» **Your objective**
Keep only the lines where "have" appears.
# start of Raw data
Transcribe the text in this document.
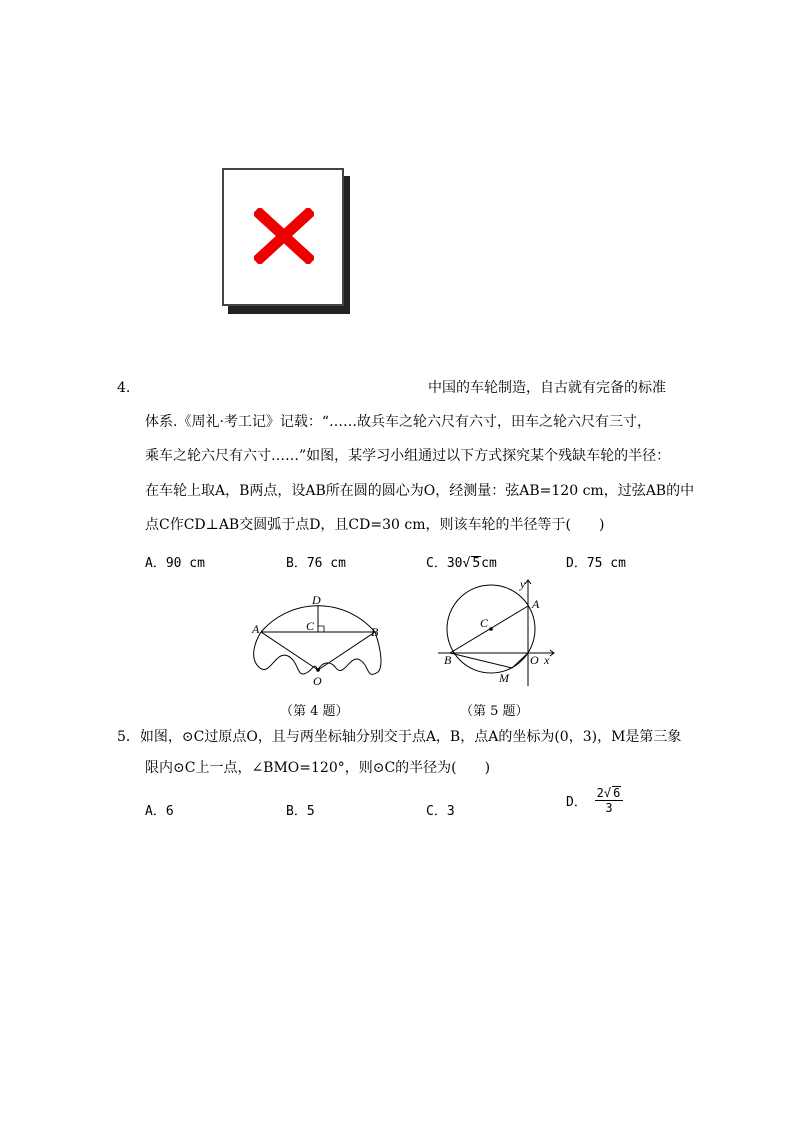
4.	中国的车轮制造，自古就有完备的标准
体系.《周礼·考工记》记载：“……故兵车之轮六尺有六寸，田车之轮六尺有三寸，
乘车之轮六尺有六寸……”如图，某学习小组通过以下方式探究某个残缺车轮的半径：
在车轮上取A，B两点，设AB所在圆的圆心为O，经测量：弦AB=120 cm，过弦AB的中
点C作CD⊥AB交圆弧于点D，且CD=30 cm，则该车轮的半径等于(　　)
A．90 cm	B．76 cm	C．30√ 5cm	D．75 cm
A	B
D
C
O
（第 4 题）
A
B
C
O
M
x
y
（第 5 题）
5．如图，⊙C过原点O，且与两坐标轴分别交于点A，B，点A的坐标为(0，3)，M是第三象
限内⊙C上一点，∠BMO=120°，则⊙C的半径为(　　)
A．6	B．5	C．3
D． $\frac{2√ 6}{3}$
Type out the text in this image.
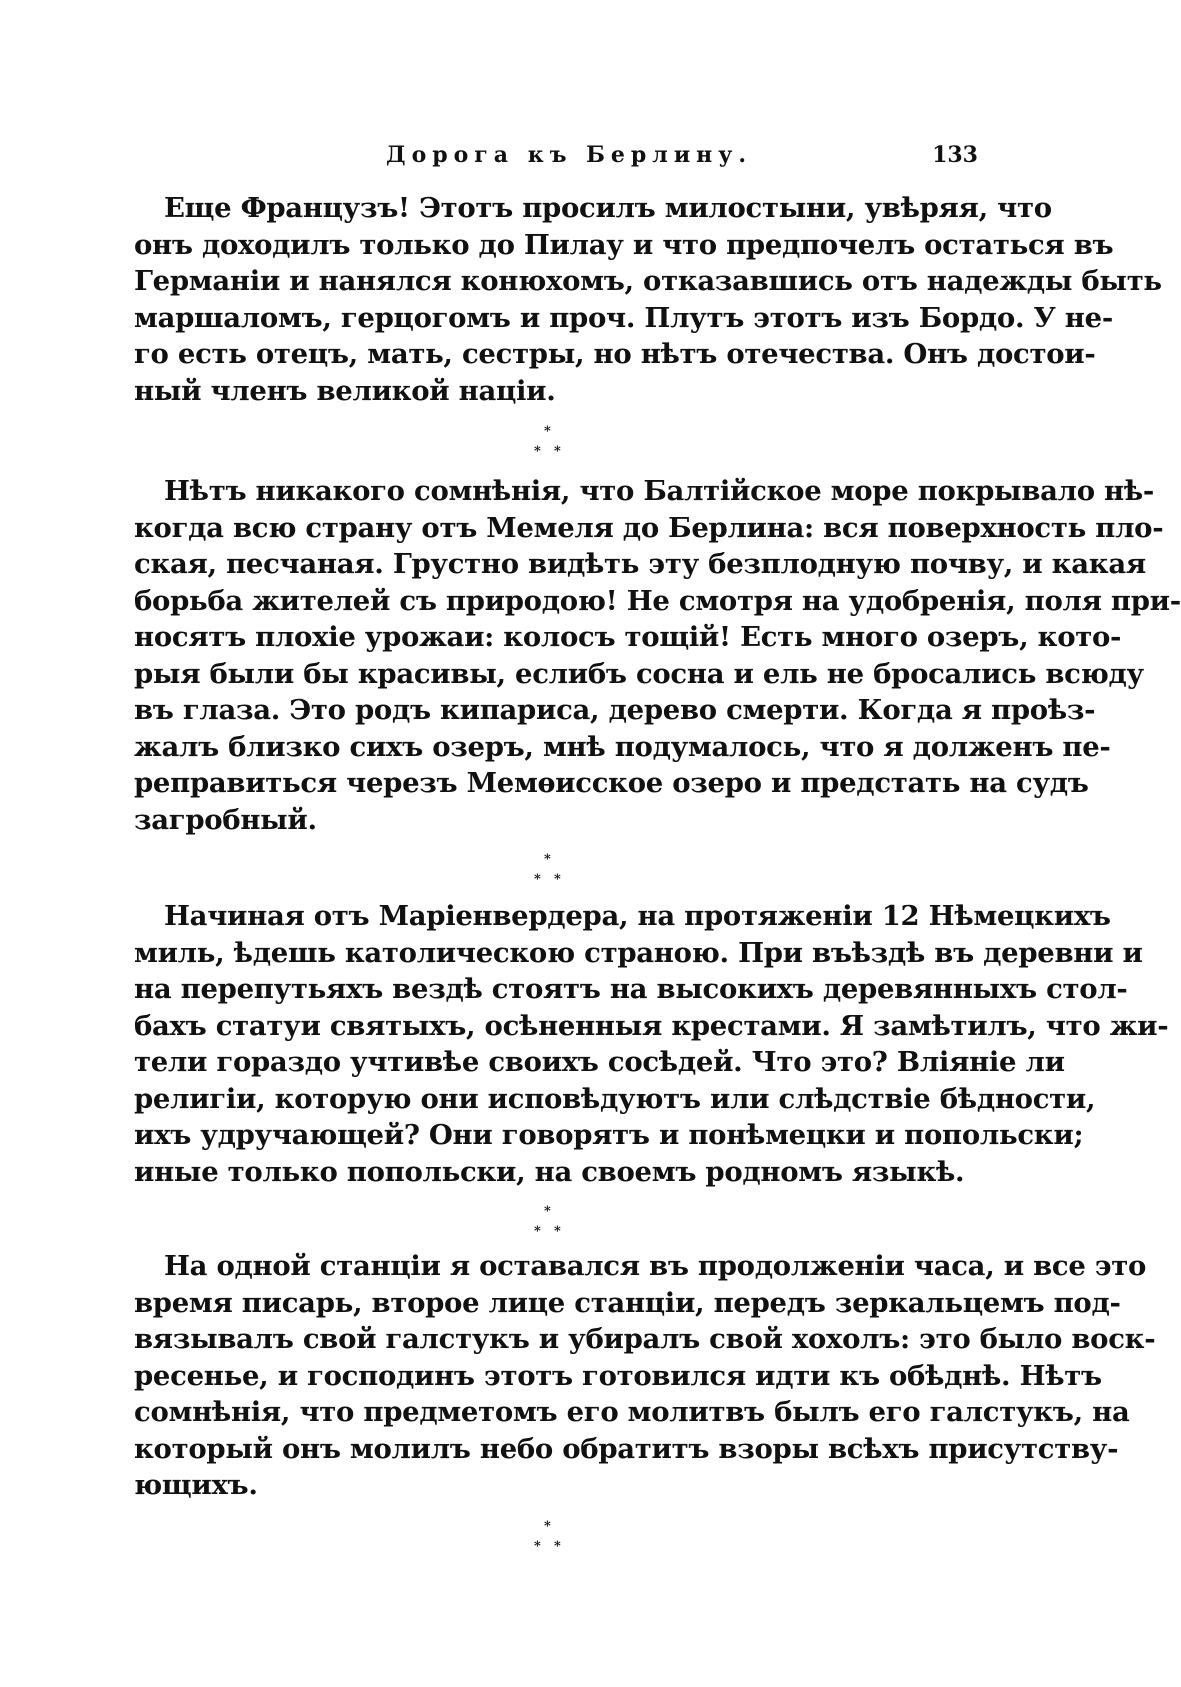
Дорога къ Берлину.	133
Еще Французъ! Этотъ просилъ милостыни, увѣряя, что
онъ доходилъ только до Пилау и что предпочелъ остаться въ
Германіи и нанялся конюхомъ, отказавшись отъ надежды быть
маршаломъ, герцогомъ и проч. Плутъ этотъ изъ Бордо. У не-
го есть отецъ, мать, сестры, но нѣтъ отечества. Онъ достои-
ный членъ великой націи.
*
* *
Нѣтъ никакого сомнѣнія, что Балтійское море покрывало нѣ-
когда всю страну отъ Мемеля до Берлина: вся поверхность пло-
ская, песчаная. Грустно видѣть эту безплодную почву, и какая
борьба жителей съ природою! Не смотря на удобренія, поля при-
носятъ плохіе урожаи: колосъ тощій! Есть много озеръ, кото-
рыя были бы красивы, еслибъ сосна и ель не бросались всюду
въ глаза. Это родъ кипариса, дерево смерти. Когда я проѣз-
жалъ близко сихъ озеръ, мнѣ подумалось, что я долженъ пе-
реправиться черезъ Мемѳисское озеро и предстать на судъ
загробный.
*
* *
Начиная отъ Маріенвердера, на протяженіи 12 Нѣмецкихъ
миль, ѣдешь католическою страною. При въѣздѣ въ деревни и
на перепутьяхъ вездѣ стоятъ на высокихъ деревянныхъ стол-
бахъ статуи святыхъ, осѣненныя крестами. Я замѣтилъ, что жи-
тели гораздо учтивѣе своихъ сосѣдей. Что это? Вліяніе ли
религіи, которую они исповѣдуютъ или слѣдствіе бѣдности,
ихъ удручающей? Они говорятъ и понѣмецки и попольски;
иные только попольски, на своемъ родномъ языкѣ.
*
* *
На одной станціи я оставался въ продолженіи часа, и все это
время писарь, второе лице станціи, передъ зеркальцемъ под-
вязывалъ свой галстукъ и убиралъ свой хохолъ: это было воск-
ресенье, и господинъ этотъ готовился идти къ обѣднѣ. Нѣтъ
сомнѣнія, что предметомъ его молитвъ былъ его галстукъ, на
который онъ молилъ небо обратитъ взоры всѣхъ присутству-
ющихъ.
*
* *
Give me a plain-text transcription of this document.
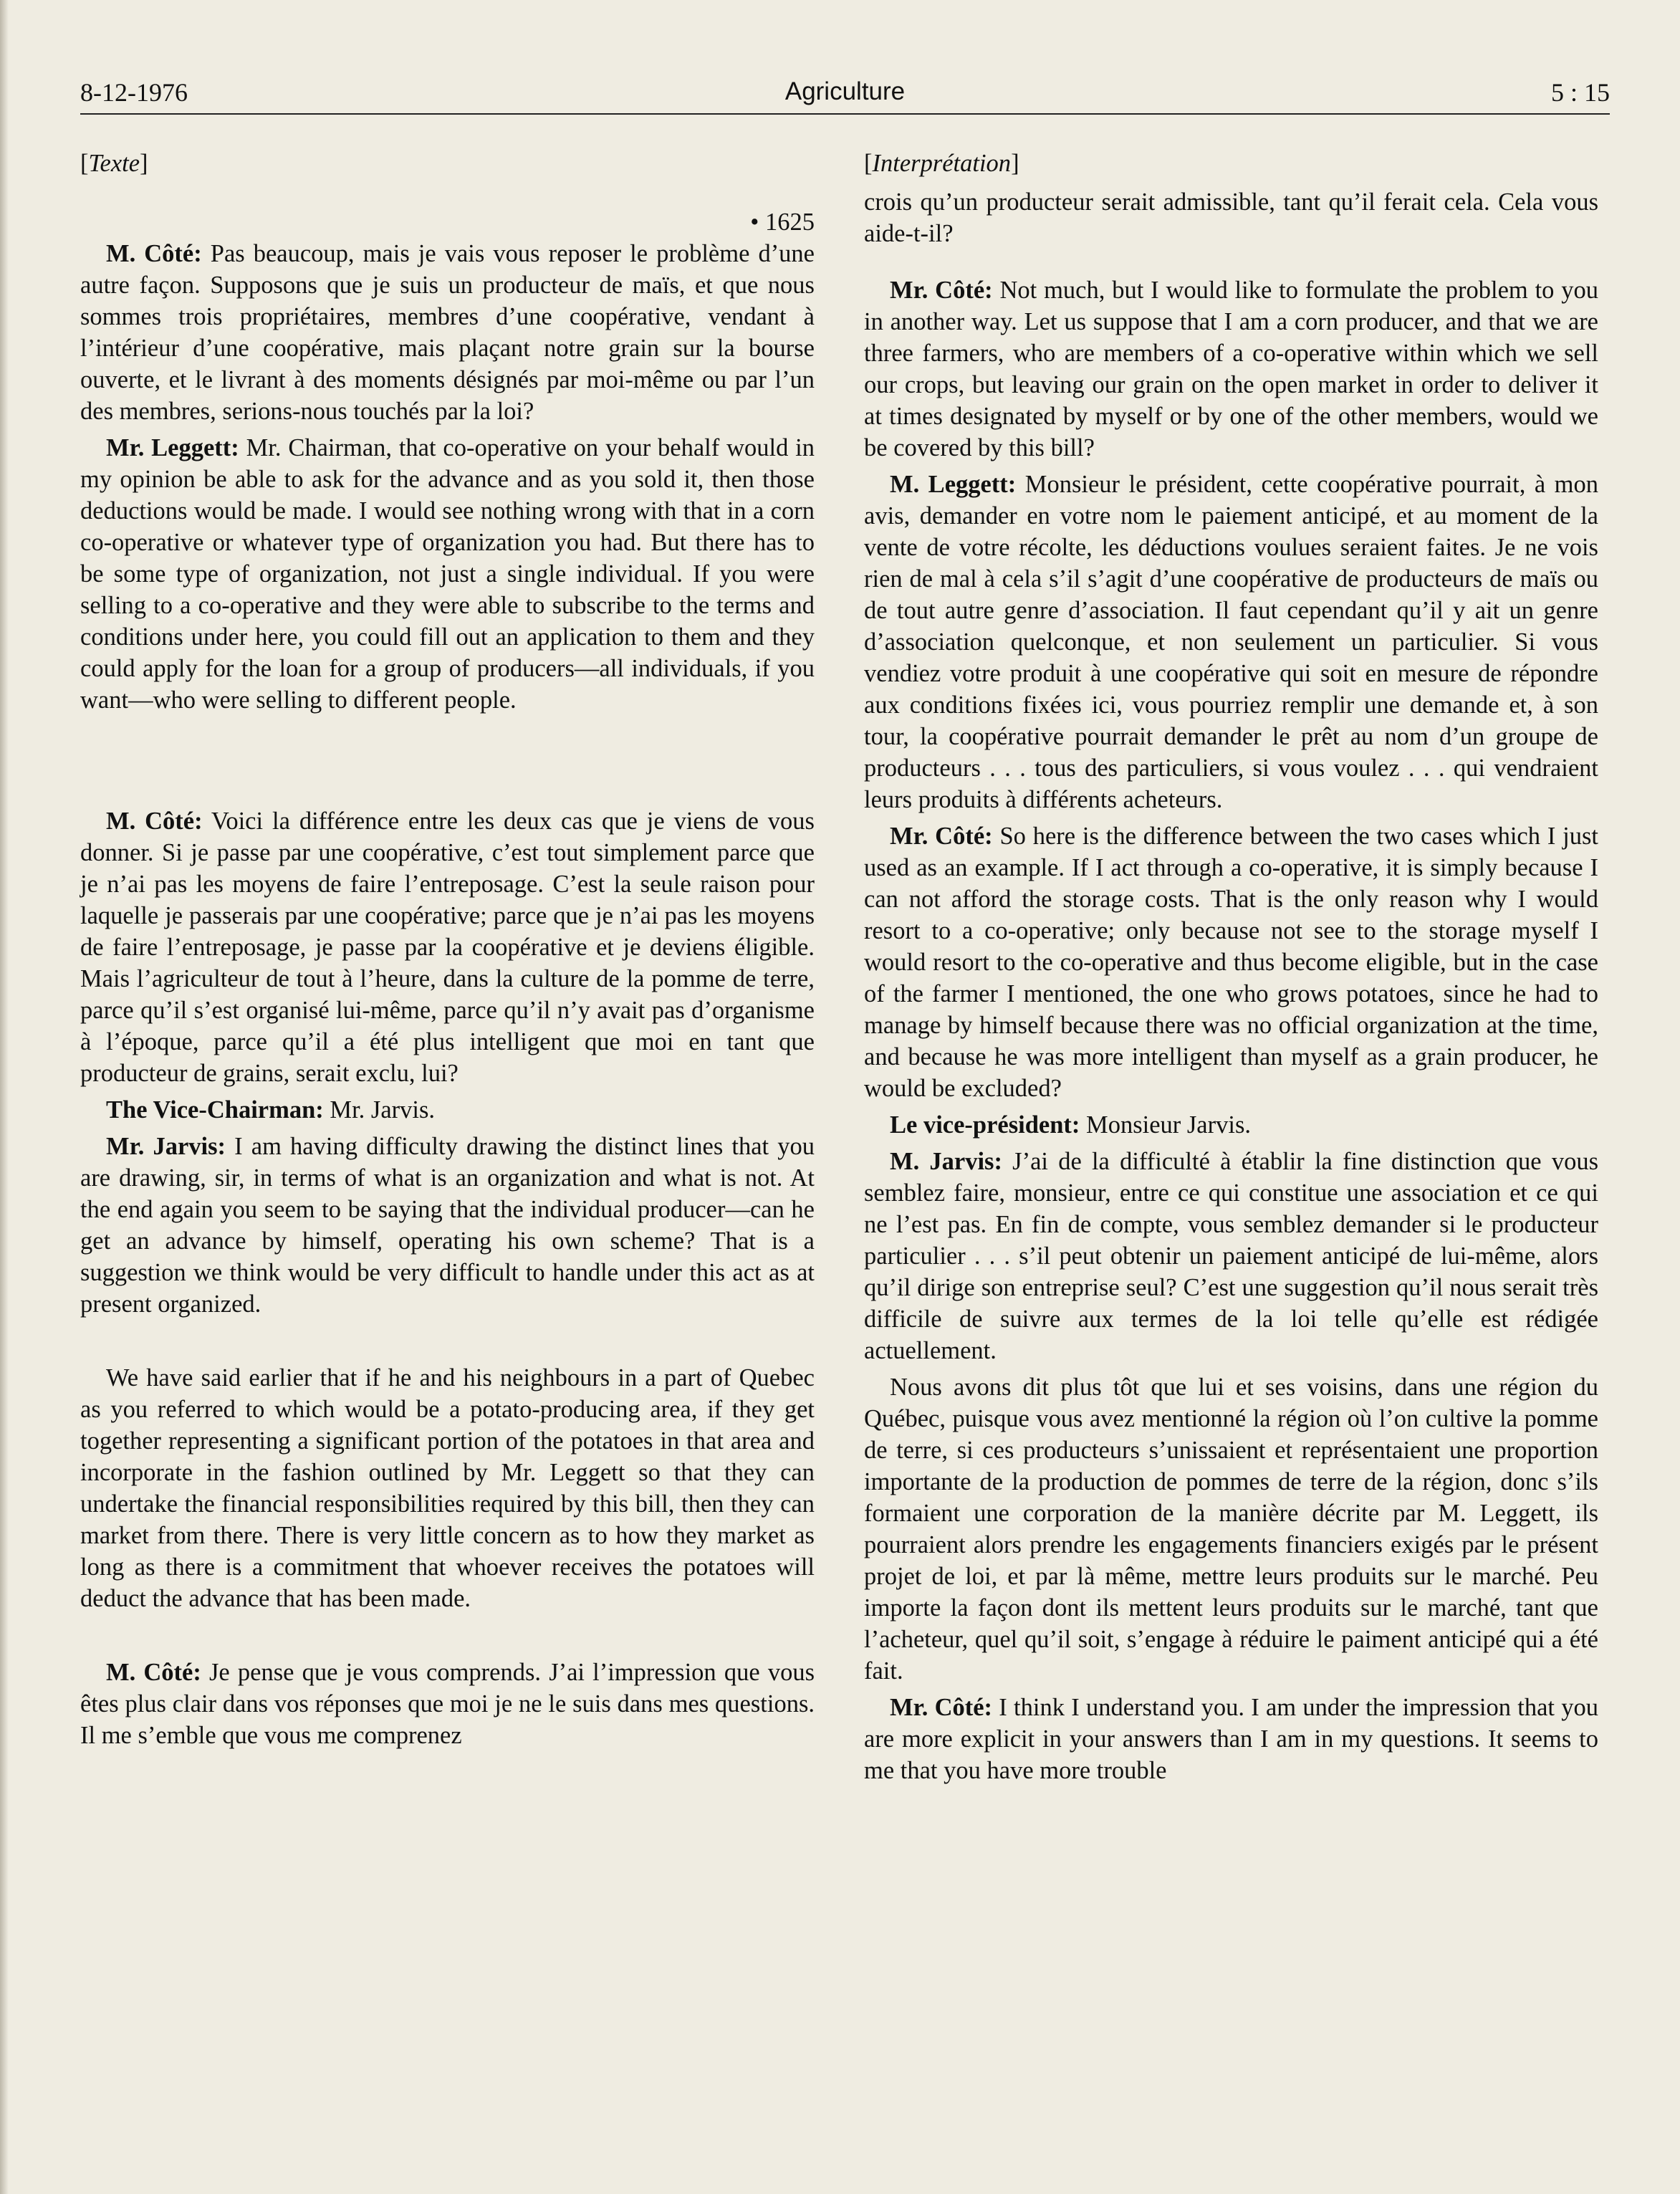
8-12-1976	Agriculture	5 : 15
[Texte]
• 1625

M. Côté: Pas beaucoup, mais je vais vous reposer le problème d’une autre façon. Supposons que je suis un producteur de maïs, et que nous sommes trois propriétaires, membres d’une coopérative, vendant à l’intérieur d’une coopérative, mais plaçant notre grain sur la bourse ouverte, et le livrant à des moments désignés par moi-même ou par l’un des membres, serions-nous touchés par la loi?

Mr. Leggett: Mr. Chairman, that co-operative on your behalf would in my opinion be able to ask for the advance and as you sold it, then those deductions would be made. I would see nothing wrong with that in a corn co-operative or whatever type of organization you had. But there has to be some type of organization, not just a single individual. If you were selling to a co-operative and they were able to subscribe to the terms and conditions under here, you could fill out an application to them and they could apply for the loan for a group of producers—all individuals, if you want—who were selling to different people.

M. Côté: Voici la différence entre les deux cas que je viens de vous donner. Si je passe par une coopérative, c’est tout simplement parce que je n’ai pas les moyens de faire l’entreposage. C’est la seule raison pour laquelle je passerais par une coopérative; parce que je n’ai pas les moyens de faire l’entreposage, je passe par la coopérative et je deviens éligible. Mais l’agriculteur de tout à l’heure, dans la culture de la pomme de terre, parce qu’il s’est organisé lui-même, parce qu’il n’y avait pas d’organisme à l’époque, parce qu’il a été plus intelligent que moi en tant que producteur de grains, serait exclu, lui?

The Vice-Chairman: Mr. Jarvis.

Mr. Jarvis: I am having difficulty drawing the distinct lines that you are drawing, sir, in terms of what is an organization and what is not. At the end again you seem to be saying that the individual producer—can he get an advance by himself, operating his own scheme? That is a suggestion we think would be very difficult to handle under this act as at present organized.

We have said earlier that if he and his neighbours in a part of Quebec as you referred to which would be a potato-producing area, if they get together representing a significant portion of the potatoes in that area and incorporate in the fashion outlined by Mr. Leggett so that they can undertake the financial responsibilities required by this bill, then they can market from there. There is very little concern as to how they market as long as there is a commitment that whoever receives the potatoes will deduct the advance that has been made.

M. Côté: Je pense que je vous comprends. J’ai l’impression que vous êtes plus clair dans vos réponses que moi je ne le suis dans mes questions. Il me s’emble que vous me comprenez

[Interprétation]

crois qu’un producteur serait admissible, tant qu’il ferait cela. Cela vous aide-t-il?

Mr. Côté: Not much, but I would like to formulate the problem to you in another way. Let us suppose that I am a corn producer, and that we are three farmers, who are members of a co-operative within which we sell our crops, but leaving our grain on the open market in order to deliver it at times designated by myself or by one of the other members, would we be covered by this bill?

M. Leggett: Monsieur le président, cette coopérative pourrait, à mon avis, demander en votre nom le paiement anticipé, et au moment de la vente de votre récolte, les déductions voulues seraient faites. Je ne vois rien de mal à cela s’il s’agit d’une coopérative de producteurs de maïs ou de tout autre genre d’association. Il faut cependant qu’il y ait un genre d’association quelconque, et non seulement un particulier. Si vous vendiez votre produit à une coopérative qui soit en mesure de répondre aux conditions fixées ici, vous pourriez remplir une demande et, à son tour, la coopérative pourrait demander le prêt au nom d’un groupe de producteurs . . . tous des particuliers, si vous voulez . . . qui vendraient leurs produits à différents acheteurs.

Mr. Côté: So here is the difference between the two cases which I just used as an example. If I act through a co-operative, it is simply because I can not afford the storage costs. That is the only reason why I would resort to a co-operative; only because not see to the storage myself I would resort to the co-operative and thus become eligible, but in the case of the farmer I mentioned, the one who grows potatoes, since he had to manage by himself because there was no official organization at the time, and because he was more intelligent than myself as a grain producer, he would be excluded?

Le vice-président: Monsieur Jarvis.

M. Jarvis: J’ai de la difficulté à établir la fine distinction que vous semblez faire, monsieur, entre ce qui constitue une association et ce qui ne l’est pas. En fin de compte, vous semblez demander si le producteur particulier . . . s’il peut obtenir un paiement anticipé de lui-même, alors qu’il dirige son entreprise seul? C’est une suggestion qu’il nous serait très difficile de suivre aux termes de la loi telle qu’elle est rédigée actuellement.

Nous avons dit plus tôt que lui et ses voisins, dans une région du Québec, puisque vous avez mentionné la région où l’on cultive la pomme de terre, si ces producteurs s’unissaient et représentaient une proportion importante de la production de pommes de terre de la région, donc s’ils formaient une corporation de la manière décrite par M. Leggett, ils pourraient alors prendre les engagements financiers exigés par le présent projet de loi, et par là même, mettre leurs produits sur le marché. Peu importe la façon dont ils mettent leurs produits sur le marché, tant que l’acheteur, quel qu’il soit, s’engage à réduire le paiment anticipé qui a été fait.

Mr. Côté: I think I understand you. I am under the impression that you are more explicit in your answers than I am in my questions. It seems to me that you have more trouble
# end of Raw data
» **Task answer**
We have said earlier that if he and his neighbours in a part of Quebec as you referred to which would be a potato-producing area, if they get together representing a significant portion of the potatoes in that area and incorporate in the fashion outlined by Mr. Leggett so that they can undertake the financial responsibilities required by this bill, then they can market from there. There is very little concern as to how they market as long as there is a commitment that whoever receives the potatoes will deduct the advance that has been made.
Mr. Côté: I think I understand you. I am under the impression that you are more explicit in your answers than I am in my questions. It seems to me that you have more trouble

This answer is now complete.